> **TAREA DEL EJERCICIO 1**: Reproduce sin cambios el pasaje del relato sobre sor Zulema que empieza en "La hermanita colocó" y termina en "mujer había fallecido.".
> **TAREA DEL EJERCICIO 2**: Devuelve, tal cual aparecen en las entradas, las líneas que comienzan en la que contiene "use-https-label: Использовать https: [1417, 37, 1527, 51]" y terminan en la que contiene "resource-address-label: Адрес ресурса(начинается", ambas incluidas.

> **FRAGMENTO PROPORCIONADO**:
------------------------------------

Aquel Viernes Santo, sor Zulema decidió no asistir a la procesión por las calles de la ciudad española de Barbastro porque una de las ancianas del Hogar Padre Saturnino se encontraba muy débil.
Intuía que esa mujer estaba ya al final de su vida, una vida especialmente sacrificada desde que quedó viuda con cuatro hijos pequeños.
La hermanita colocó un sillón junto a su cama. La anciana le pidió que le tomara la mano y le dijo: “Quiero que sepa que Jesús ha estado siempre conmigo y nunca me ha soltado de su mano. Y quiero que me dé la mano porque creo que Jesús me está llamando”.
La religiosa atendió su petición. Estaba muy cansada porque el día anterior había estado rezando ante el Monumento hasta tarde. Así que se quedó dormida con la mano de la señora en la suya. Cuando se despertó, la mujer había fallecido.
“Fue maravilloso -recuerda-. Tomada de mi mano, diciéndome que Jesús había estado siempre con ella, pacificada después de tanto sufrimiento, ya estaba en la eternidad. De mis manos a las manos de Dios. ¡Me quedé con una paz…!”
“Acompañar en ese momento es sencillo pero sublime -explica a Aleteia sor Zulema-. Cuando uno muere, tendríamos que estar de rodillas porque es Dios quien baja a recogerlo”.

------------------------------------

> **Datos de anotación de recuadros**:
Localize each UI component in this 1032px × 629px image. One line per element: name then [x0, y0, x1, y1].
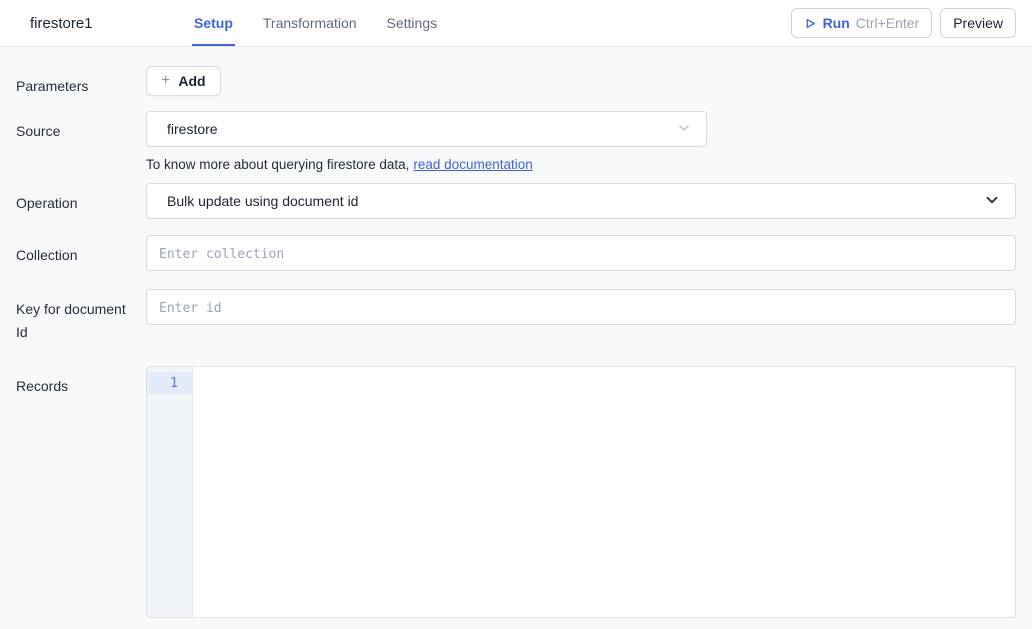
line-number: 1 [147, 372, 192, 394]
line-number-gutter: 1 [147, 367, 193, 617]
preview-button[interactable]: Preview [940, 8, 1016, 38]
run-shortcut-label: Ctrl+Enter [856, 15, 919, 31]
tab-settings[interactable]: Settings [387, 0, 438, 46]
collection-input[interactable] [146, 235, 1016, 271]
source-select[interactable]: firestore [146, 111, 707, 147]
parameters-label: Parameters [16, 66, 146, 97]
add-parameter-label: Add [178, 73, 205, 89]
run-button-label: Run [823, 15, 850, 31]
chevron-down-icon [983, 191, 1001, 212]
source-helper-text: To know more about querying firestore da… [146, 157, 1016, 172]
source-label: Source [16, 111, 146, 172]
source-helper-prefix: To know more about querying firestore da… [146, 157, 409, 172]
plus-icon: + [161, 72, 170, 90]
add-parameter-button[interactable]: + Add [146, 66, 221, 96]
parameters-row: Parameters + Add [16, 66, 1016, 97]
document-id-key-input[interactable] [146, 289, 1016, 325]
query-title: firestore1 [16, 0, 194, 46]
run-button[interactable]: Run Ctrl+Enter [791, 8, 933, 38]
collection-label: Collection [16, 235, 146, 271]
key-for-document-id-row: Key for document Id [16, 289, 1016, 343]
read-documentation-link[interactable]: read documentation [413, 157, 532, 172]
operation-select-value: Bulk update using document id [167, 193, 358, 209]
tab-setup[interactable]: Setup [194, 0, 233, 46]
query-header: firestore1 Setup Transformation Settings… [0, 0, 1032, 47]
key-for-document-id-label: Key for document Id [16, 289, 146, 343]
source-select-value: firestore [167, 121, 218, 137]
records-label: Records [16, 366, 146, 618]
tab-transformation[interactable]: Transformation [263, 0, 357, 46]
header-actions: Run Ctrl+Enter Preview [791, 0, 1016, 46]
operation-label: Operation [16, 183, 146, 219]
query-tabs: Setup Transformation Settings [194, 0, 437, 46]
source-row: Source firestore To know more about quer… [16, 111, 1016, 172]
play-icon [804, 17, 817, 30]
collection-row: Collection [16, 235, 1016, 271]
query-setup-form: Parameters + Add Source firestore To kno… [0, 47, 1032, 618]
chevron-down-icon [676, 120, 692, 139]
code-editor-content[interactable] [193, 367, 1015, 617]
operation-select[interactable]: Bulk update using document id [146, 183, 1016, 219]
records-row: Records 1 [16, 366, 1016, 618]
records-code-editor[interactable]: 1 [146, 366, 1016, 618]
operation-row: Operation Bulk update using document id [16, 183, 1016, 219]
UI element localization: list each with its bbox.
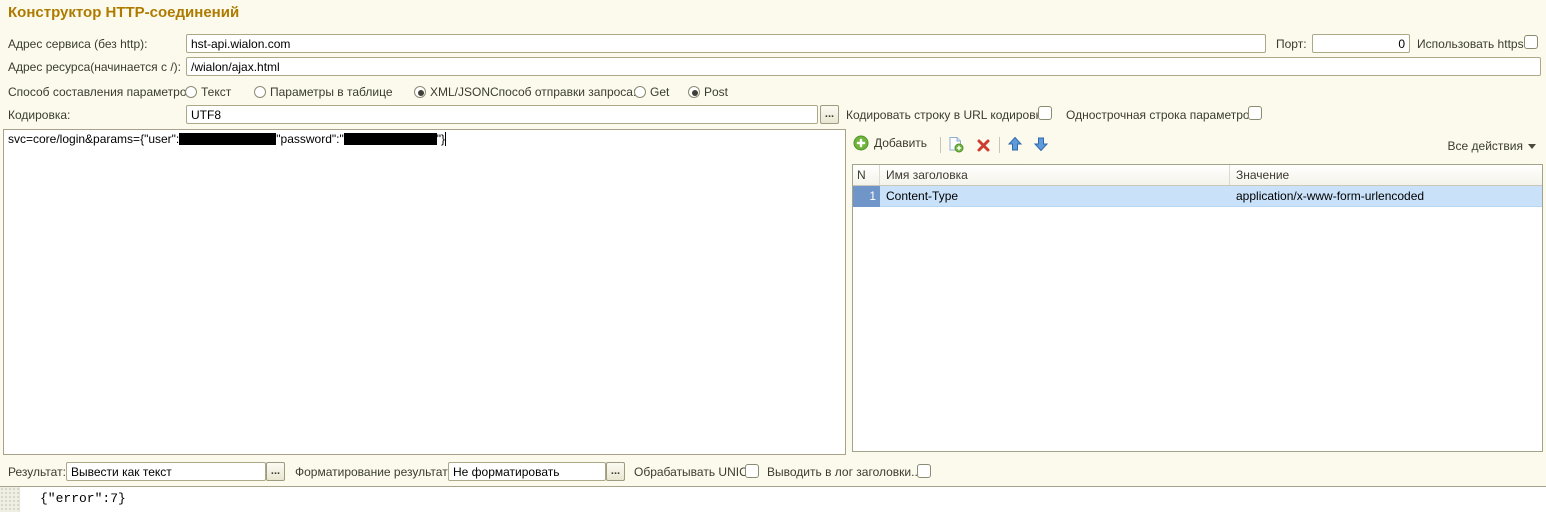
use-https-label: Использовать https: [1417, 37, 1527, 51]
row-number-cell: 1 [853, 186, 880, 207]
process-unic-label: Обрабатывать UNIC... [634, 465, 758, 479]
delete-header-button[interactable] [976, 138, 991, 153]
column-header-name: Имя заголовка [880, 165, 1230, 185]
port-input[interactable] [1312, 34, 1410, 53]
params-method-option-table[interactable]: Параметры в таблице [254, 84, 393, 99]
result-format-input[interactable] [448, 462, 606, 481]
request-method-label: Способ отправки запроса: [490, 85, 636, 99]
result-more-button[interactable]: ... [266, 462, 285, 481]
radio-icon [185, 86, 197, 98]
add-header-label: Добавить [874, 136, 927, 150]
move-up-button[interactable] [1007, 136, 1023, 152]
request-params-editor[interactable]: svc=core/login&params={"user": "password"… [3, 129, 846, 455]
radio-icon-selected [688, 86, 700, 98]
params-method-option-xmljson[interactable]: XML/JSON [414, 84, 490, 99]
result-label: Результат: [8, 465, 66, 479]
arrow-down-icon [1033, 136, 1049, 152]
column-header-n: N [853, 165, 880, 185]
resource-address-input[interactable] [186, 57, 1541, 76]
request-method-option-get[interactable]: Get [634, 84, 669, 99]
radio-option-label: Параметры в таблице [270, 85, 393, 99]
resource-address-label: Адрес ресурса(начинается с /): [8, 60, 181, 74]
headers-table: N Имя заголовка Значение 1 Content-Type … [852, 164, 1543, 452]
delete-x-icon [976, 138, 991, 153]
result-mode-input[interactable] [66, 462, 266, 481]
page-title: Конструктор HTTP-соединений [8, 4, 239, 21]
encoding-label: Кодировка: [8, 108, 70, 122]
radio-option-label: XML/JSON [430, 85, 490, 99]
radio-icon [254, 86, 266, 98]
result-format-more-button[interactable]: ... [606, 462, 625, 481]
params-text-between: "password":" [276, 132, 343, 146]
port-label: Порт: [1276, 37, 1307, 51]
result-format-label: Форматирование результата: [295, 465, 458, 479]
log-headers-checkbox[interactable] [917, 464, 931, 478]
add-plus-icon [853, 135, 869, 151]
radio-option-label: Post [704, 85, 728, 99]
headers-table-header: N Имя заголовка Значение [853, 165, 1542, 186]
url-encode-label: Кодировать строку в URL кодировке: [846, 108, 1051, 122]
editor-gutter [0, 487, 20, 512]
request-method-option-post[interactable]: Post [688, 84, 728, 99]
single-line-label: Однострочная строка параметров: [1066, 108, 1259, 122]
encoding-more-button[interactable]: ... [820, 105, 839, 124]
radio-icon [634, 86, 646, 98]
header-name-cell: Content-Type [880, 186, 1230, 207]
all-actions-label: Все действия [1448, 139, 1523, 153]
chevron-down-icon [1528, 144, 1536, 149]
log-headers-label: Выводить в лог заголовки... [767, 465, 921, 479]
params-method-label: Способ составления параметров: [8, 85, 196, 99]
url-encode-checkbox[interactable] [1038, 106, 1052, 120]
service-address-input[interactable] [186, 34, 1266, 53]
params-text-prefix: svc=core/login&params={"user": [8, 132, 179, 146]
http-connection-constructor-window: Конструктор HTTP-соединений Адрес сервис… [0, 0, 1546, 512]
duplicate-header-button[interactable] [947, 136, 964, 153]
radio-icon-selected [414, 86, 426, 98]
service-address-label: Адрес сервиса (без http): [8, 37, 147, 51]
toolbar-separator [940, 137, 941, 153]
text-cursor [445, 132, 446, 146]
params-method-option-text[interactable]: Текст [185, 84, 231, 99]
table-row[interactable]: 1 Content-Type application/x-www-form-ur… [853, 186, 1542, 207]
single-line-checkbox[interactable] [1248, 106, 1262, 120]
use-https-checkbox[interactable] [1524, 35, 1538, 49]
copy-plus-icon [947, 136, 964, 153]
arrow-up-icon [1007, 136, 1023, 152]
header-value-cell: application/x-www-form-urlencoded [1230, 186, 1542, 207]
encoding-input[interactable] [186, 105, 818, 124]
redacted-password-value [344, 133, 437, 145]
radio-option-label: Get [650, 85, 669, 99]
process-unic-checkbox[interactable] [745, 464, 759, 478]
result-output[interactable]: {"error":7} [0, 486, 1546, 512]
add-header-button[interactable]: Добавить [853, 135, 927, 151]
result-output-text: {"error":7} [40, 491, 126, 506]
all-actions-button[interactable]: Все действия [1448, 139, 1536, 153]
column-header-value: Значение [1230, 165, 1542, 185]
redacted-user-value [179, 133, 276, 145]
move-down-button[interactable] [1033, 136, 1049, 152]
params-text-suffix: "} [437, 132, 445, 146]
toolbar-separator [999, 137, 1000, 153]
radio-option-label: Текст [201, 85, 231, 99]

------------------------------------

> **RESULTADO DE LA TAREA 1**:
La hermanita colocó un sillón junto a su cama. La anciana le pidió que le tomara la mano y le dijo: “Quiero que sepa que Jesús ha estado siempre conmigo y nunca me ha soltado de su mano. Y quiero que me dé la mano porque creo que Jesús me está llamando”.
La religiosa atendió su petición. Estaba muy cansada porque el día anterior había estado rezando ante el Monumento hasta tarde. Así que se quedó dormida con la mano de la señora en la suya. Cuando se despertó, la mujer había fallecido.

> **RESULTADO DE LA TAREA 2**:
use-https-label: Использовать https: [1417, 37, 1527, 51]
row-number-cell: 1 [853, 186, 880, 207]
process-unic-label: Обрабатывать UNIC... [634, 465, 758, 479]
delete-header-button[interactable] [976, 138, 991, 153]
column-header-name: Имя заголовка [880, 165, 1230, 185]
port-input[interactable] [1312, 34, 1410, 53]
params-method-option-table[interactable]: Параметры в таблице [254, 84, 393, 99]
result-format-input[interactable] [448, 462, 606, 481]
request-method-label: Способ отправки запроса: [490, 85, 636, 99]
result-more-button[interactable]: ... [266, 462, 285, 481]
radio-icon [185, 86, 197, 98]
add-header-label: Добавить [874, 136, 927, 150]
move-up-button[interactable] [1007, 136, 1023, 152]
request-params-editor[interactable]: svc=core/login&params={"user": "password"… [3, 129, 846, 455]
radio-icon-selected [688, 86, 700, 98]
params-method-option-xmljson[interactable]: XML/JSON [414, 84, 490, 99]
result-label: Результат: [8, 465, 66, 479]
arrow-down-icon [1033, 136, 1049, 152]
column-header-n: N [853, 165, 880, 185]
resource-address-input[interactable] [186, 57, 1541, 76]
request-method-option-get[interactable]: Get [634, 84, 669, 99]
radio-option-label: Параметры в таблице [270, 85, 393, 99]
resource-address-label: Адрес ресурса(начинается с /): [8, 60, 181, 74]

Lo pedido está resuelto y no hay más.